Stored data:
**********
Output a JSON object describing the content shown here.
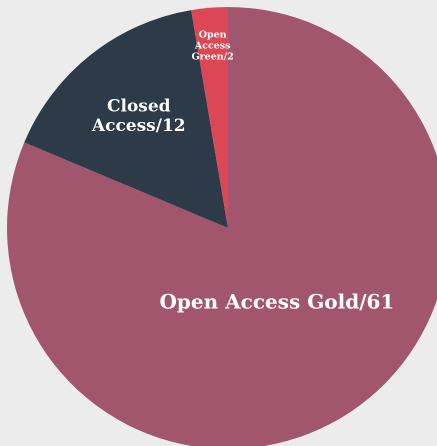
{
  "chart_data": {
    "type": "pie",
    "slices": [
      {
        "label": "Open Access Gold/61",
        "value": 61,
        "color": "#a2566e"
      },
      {
        "label": "Closed Access/12",
        "value": 12,
        "color": "#2d3a47"
      },
      {
        "label": "Open Access Green/2",
        "value": 2,
        "color": "#dc4755"
      }
    ],
    "start": "top",
    "direction": "clockwise",
    "labels_inside": true
  }
}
**********
--- EXERCISE DIRECTIONS ---
Read the data above. Pull out each line in which the string "color" appears.

--- WRITTEN SOLUTION ---
        "color": "#a2566e"
        "color": "#2d3a47"
        "color": "#dc4755"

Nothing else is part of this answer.